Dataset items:
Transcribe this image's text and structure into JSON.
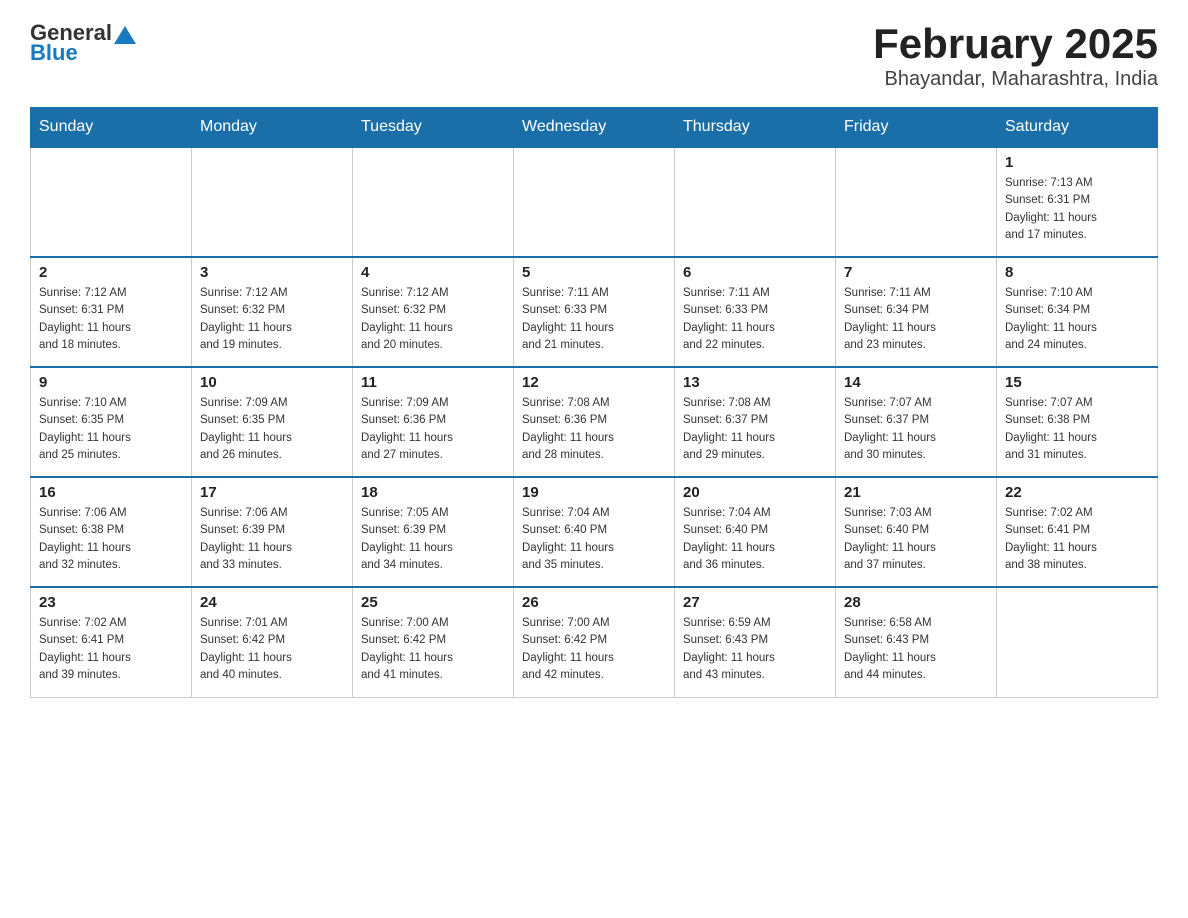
{
  "logo": {
    "text_general": "General",
    "text_blue": "Blue",
    "arrow": "▲"
  },
  "title": "February 2025",
  "subtitle": "Bhayandar, Maharashtra, India",
  "days_of_week": [
    "Sunday",
    "Monday",
    "Tuesday",
    "Wednesday",
    "Thursday",
    "Friday",
    "Saturday"
  ],
  "weeks": [
    {
      "days": [
        {
          "num": "",
          "info": "",
          "empty": true
        },
        {
          "num": "",
          "info": "",
          "empty": true
        },
        {
          "num": "",
          "info": "",
          "empty": true
        },
        {
          "num": "",
          "info": "",
          "empty": true
        },
        {
          "num": "",
          "info": "",
          "empty": true
        },
        {
          "num": "",
          "info": "",
          "empty": true
        },
        {
          "num": "1",
          "info": "Sunrise: 7:13 AM\nSunset: 6:31 PM\nDaylight: 11 hours\nand 17 minutes.",
          "empty": false
        }
      ]
    },
    {
      "days": [
        {
          "num": "2",
          "info": "Sunrise: 7:12 AM\nSunset: 6:31 PM\nDaylight: 11 hours\nand 18 minutes.",
          "empty": false
        },
        {
          "num": "3",
          "info": "Sunrise: 7:12 AM\nSunset: 6:32 PM\nDaylight: 11 hours\nand 19 minutes.",
          "empty": false
        },
        {
          "num": "4",
          "info": "Sunrise: 7:12 AM\nSunset: 6:32 PM\nDaylight: 11 hours\nand 20 minutes.",
          "empty": false
        },
        {
          "num": "5",
          "info": "Sunrise: 7:11 AM\nSunset: 6:33 PM\nDaylight: 11 hours\nand 21 minutes.",
          "empty": false
        },
        {
          "num": "6",
          "info": "Sunrise: 7:11 AM\nSunset: 6:33 PM\nDaylight: 11 hours\nand 22 minutes.",
          "empty": false
        },
        {
          "num": "7",
          "info": "Sunrise: 7:11 AM\nSunset: 6:34 PM\nDaylight: 11 hours\nand 23 minutes.",
          "empty": false
        },
        {
          "num": "8",
          "info": "Sunrise: 7:10 AM\nSunset: 6:34 PM\nDaylight: 11 hours\nand 24 minutes.",
          "empty": false
        }
      ]
    },
    {
      "days": [
        {
          "num": "9",
          "info": "Sunrise: 7:10 AM\nSunset: 6:35 PM\nDaylight: 11 hours\nand 25 minutes.",
          "empty": false
        },
        {
          "num": "10",
          "info": "Sunrise: 7:09 AM\nSunset: 6:35 PM\nDaylight: 11 hours\nand 26 minutes.",
          "empty": false
        },
        {
          "num": "11",
          "info": "Sunrise: 7:09 AM\nSunset: 6:36 PM\nDaylight: 11 hours\nand 27 minutes.",
          "empty": false
        },
        {
          "num": "12",
          "info": "Sunrise: 7:08 AM\nSunset: 6:36 PM\nDaylight: 11 hours\nand 28 minutes.",
          "empty": false
        },
        {
          "num": "13",
          "info": "Sunrise: 7:08 AM\nSunset: 6:37 PM\nDaylight: 11 hours\nand 29 minutes.",
          "empty": false
        },
        {
          "num": "14",
          "info": "Sunrise: 7:07 AM\nSunset: 6:37 PM\nDaylight: 11 hours\nand 30 minutes.",
          "empty": false
        },
        {
          "num": "15",
          "info": "Sunrise: 7:07 AM\nSunset: 6:38 PM\nDaylight: 11 hours\nand 31 minutes.",
          "empty": false
        }
      ]
    },
    {
      "days": [
        {
          "num": "16",
          "info": "Sunrise: 7:06 AM\nSunset: 6:38 PM\nDaylight: 11 hours\nand 32 minutes.",
          "empty": false
        },
        {
          "num": "17",
          "info": "Sunrise: 7:06 AM\nSunset: 6:39 PM\nDaylight: 11 hours\nand 33 minutes.",
          "empty": false
        },
        {
          "num": "18",
          "info": "Sunrise: 7:05 AM\nSunset: 6:39 PM\nDaylight: 11 hours\nand 34 minutes.",
          "empty": false
        },
        {
          "num": "19",
          "info": "Sunrise: 7:04 AM\nSunset: 6:40 PM\nDaylight: 11 hours\nand 35 minutes.",
          "empty": false
        },
        {
          "num": "20",
          "info": "Sunrise: 7:04 AM\nSunset: 6:40 PM\nDaylight: 11 hours\nand 36 minutes.",
          "empty": false
        },
        {
          "num": "21",
          "info": "Sunrise: 7:03 AM\nSunset: 6:40 PM\nDaylight: 11 hours\nand 37 minutes.",
          "empty": false
        },
        {
          "num": "22",
          "info": "Sunrise: 7:02 AM\nSunset: 6:41 PM\nDaylight: 11 hours\nand 38 minutes.",
          "empty": false
        }
      ]
    },
    {
      "days": [
        {
          "num": "23",
          "info": "Sunrise: 7:02 AM\nSunset: 6:41 PM\nDaylight: 11 hours\nand 39 minutes.",
          "empty": false
        },
        {
          "num": "24",
          "info": "Sunrise: 7:01 AM\nSunset: 6:42 PM\nDaylight: 11 hours\nand 40 minutes.",
          "empty": false
        },
        {
          "num": "25",
          "info": "Sunrise: 7:00 AM\nSunset: 6:42 PM\nDaylight: 11 hours\nand 41 minutes.",
          "empty": false
        },
        {
          "num": "26",
          "info": "Sunrise: 7:00 AM\nSunset: 6:42 PM\nDaylight: 11 hours\nand 42 minutes.",
          "empty": false
        },
        {
          "num": "27",
          "info": "Sunrise: 6:59 AM\nSunset: 6:43 PM\nDaylight: 11 hours\nand 43 minutes.",
          "empty": false
        },
        {
          "num": "28",
          "info": "Sunrise: 6:58 AM\nSunset: 6:43 PM\nDaylight: 11 hours\nand 44 minutes.",
          "empty": false
        },
        {
          "num": "",
          "info": "",
          "empty": true
        }
      ]
    }
  ]
}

● Exercise goal: Give back the entries verbatim. Do not include any picture.

● Full output:
Transcribe this image's text and structure into JSON.
{
  "logo": {
    "text_general": "General",
    "text_blue": "Blue",
    "arrow": "▲"
  },
  "title": "February 2025",
  "subtitle": "Bhayandar, Maharashtra, India",
  "days_of_week": [
    "Sunday",
    "Monday",
    "Tuesday",
    "Wednesday",
    "Thursday",
    "Friday",
    "Saturday"
  ],
  "weeks": [
    {
      "days": [
        {
          "num": "",
          "info": "",
          "empty": true
        },
        {
          "num": "",
          "info": "",
          "empty": true
        },
        {
          "num": "",
          "info": "",
          "empty": true
        },
        {
          "num": "",
          "info": "",
          "empty": true
        },
        {
          "num": "",
          "info": "",
          "empty": true
        },
        {
          "num": "",
          "info": "",
          "empty": true
        },
        {
          "num": "1",
          "info": "Sunrise: 7:13 AM\nSunset: 6:31 PM\nDaylight: 11 hours\nand 17 minutes.",
          "empty": false
        }
      ]
    },
    {
      "days": [
        {
          "num": "2",
          "info": "Sunrise: 7:12 AM\nSunset: 6:31 PM\nDaylight: 11 hours\nand 18 minutes.",
          "empty": false
        },
        {
          "num": "3",
          "info": "Sunrise: 7:12 AM\nSunset: 6:32 PM\nDaylight: 11 hours\nand 19 minutes.",
          "empty": false
        },
        {
          "num": "4",
          "info": "Sunrise: 7:12 AM\nSunset: 6:32 PM\nDaylight: 11 hours\nand 20 minutes.",
          "empty": false
        },
        {
          "num": "5",
          "info": "Sunrise: 7:11 AM\nSunset: 6:33 PM\nDaylight: 11 hours\nand 21 minutes.",
          "empty": false
        },
        {
          "num": "6",
          "info": "Sunrise: 7:11 AM\nSunset: 6:33 PM\nDaylight: 11 hours\nand 22 minutes.",
          "empty": false
        },
        {
          "num": "7",
          "info": "Sunrise: 7:11 AM\nSunset: 6:34 PM\nDaylight: 11 hours\nand 23 minutes.",
          "empty": false
        },
        {
          "num": "8",
          "info": "Sunrise: 7:10 AM\nSunset: 6:34 PM\nDaylight: 11 hours\nand 24 minutes.",
          "empty": false
        }
      ]
    },
    {
      "days": [
        {
          "num": "9",
          "info": "Sunrise: 7:10 AM\nSunset: 6:35 PM\nDaylight: 11 hours\nand 25 minutes.",
          "empty": false
        },
        {
          "num": "10",
          "info": "Sunrise: 7:09 AM\nSunset: 6:35 PM\nDaylight: 11 hours\nand 26 minutes.",
          "empty": false
        },
        {
          "num": "11",
          "info": "Sunrise: 7:09 AM\nSunset: 6:36 PM\nDaylight: 11 hours\nand 27 minutes.",
          "empty": false
        },
        {
          "num": "12",
          "info": "Sunrise: 7:08 AM\nSunset: 6:36 PM\nDaylight: 11 hours\nand 28 minutes.",
          "empty": false
        },
        {
          "num": "13",
          "info": "Sunrise: 7:08 AM\nSunset: 6:37 PM\nDaylight: 11 hours\nand 29 minutes.",
          "empty": false
        },
        {
          "num": "14",
          "info": "Sunrise: 7:07 AM\nSunset: 6:37 PM\nDaylight: 11 hours\nand 30 minutes.",
          "empty": false
        },
        {
          "num": "15",
          "info": "Sunrise: 7:07 AM\nSunset: 6:38 PM\nDaylight: 11 hours\nand 31 minutes.",
          "empty": false
        }
      ]
    },
    {
      "days": [
        {
          "num": "16",
          "info": "Sunrise: 7:06 AM\nSunset: 6:38 PM\nDaylight: 11 hours\nand 32 minutes.",
          "empty": false
        },
        {
          "num": "17",
          "info": "Sunrise: 7:06 AM\nSunset: 6:39 PM\nDaylight: 11 hours\nand 33 minutes.",
          "empty": false
        },
        {
          "num": "18",
          "info": "Sunrise: 7:05 AM\nSunset: 6:39 PM\nDaylight: 11 hours\nand 34 minutes.",
          "empty": false
        },
        {
          "num": "19",
          "info": "Sunrise: 7:04 AM\nSunset: 6:40 PM\nDaylight: 11 hours\nand 35 minutes.",
          "empty": false
        },
        {
          "num": "20",
          "info": "Sunrise: 7:04 AM\nSunset: 6:40 PM\nDaylight: 11 hours\nand 36 minutes.",
          "empty": false
        },
        {
          "num": "21",
          "info": "Sunrise: 7:03 AM\nSunset: 6:40 PM\nDaylight: 11 hours\nand 37 minutes.",
          "empty": false
        },
        {
          "num": "22",
          "info": "Sunrise: 7:02 AM\nSunset: 6:41 PM\nDaylight: 11 hours\nand 38 minutes.",
          "empty": false
        }
      ]
    },
    {
      "days": [
        {
          "num": "23",
          "info": "Sunrise: 7:02 AM\nSunset: 6:41 PM\nDaylight: 11 hours\nand 39 minutes.",
          "empty": false
        },
        {
          "num": "24",
          "info": "Sunrise: 7:01 AM\nSunset: 6:42 PM\nDaylight: 11 hours\nand 40 minutes.",
          "empty": false
        },
        {
          "num": "25",
          "info": "Sunrise: 7:00 AM\nSunset: 6:42 PM\nDaylight: 11 hours\nand 41 minutes.",
          "empty": false
        },
        {
          "num": "26",
          "info": "Sunrise: 7:00 AM\nSunset: 6:42 PM\nDaylight: 11 hours\nand 42 minutes.",
          "empty": false
        },
        {
          "num": "27",
          "info": "Sunrise: 6:59 AM\nSunset: 6:43 PM\nDaylight: 11 hours\nand 43 minutes.",
          "empty": false
        },
        {
          "num": "28",
          "info": "Sunrise: 6:58 AM\nSunset: 6:43 PM\nDaylight: 11 hours\nand 44 minutes.",
          "empty": false
        },
        {
          "num": "",
          "info": "",
          "empty": true
        }
      ]
    }
  ]
}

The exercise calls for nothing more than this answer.